### GIVEN INSTRUCTION
Copy out each line of the data holding "angry".

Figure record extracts
════

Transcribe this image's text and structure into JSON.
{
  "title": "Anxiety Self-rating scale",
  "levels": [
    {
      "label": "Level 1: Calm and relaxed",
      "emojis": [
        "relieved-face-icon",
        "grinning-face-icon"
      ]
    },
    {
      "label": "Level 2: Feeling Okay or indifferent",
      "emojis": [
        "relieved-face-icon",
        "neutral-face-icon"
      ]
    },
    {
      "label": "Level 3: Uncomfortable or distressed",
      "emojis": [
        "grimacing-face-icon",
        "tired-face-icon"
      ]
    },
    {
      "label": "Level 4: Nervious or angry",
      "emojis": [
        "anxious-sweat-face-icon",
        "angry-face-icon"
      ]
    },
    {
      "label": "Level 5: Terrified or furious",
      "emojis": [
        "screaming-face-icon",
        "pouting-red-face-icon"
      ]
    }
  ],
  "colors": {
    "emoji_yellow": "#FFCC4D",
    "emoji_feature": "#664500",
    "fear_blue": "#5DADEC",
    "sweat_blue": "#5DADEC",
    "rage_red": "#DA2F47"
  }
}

════

### FULL RESPONSE
      "label": "Level 4: Nervious or angry",
        "angry-face-icon"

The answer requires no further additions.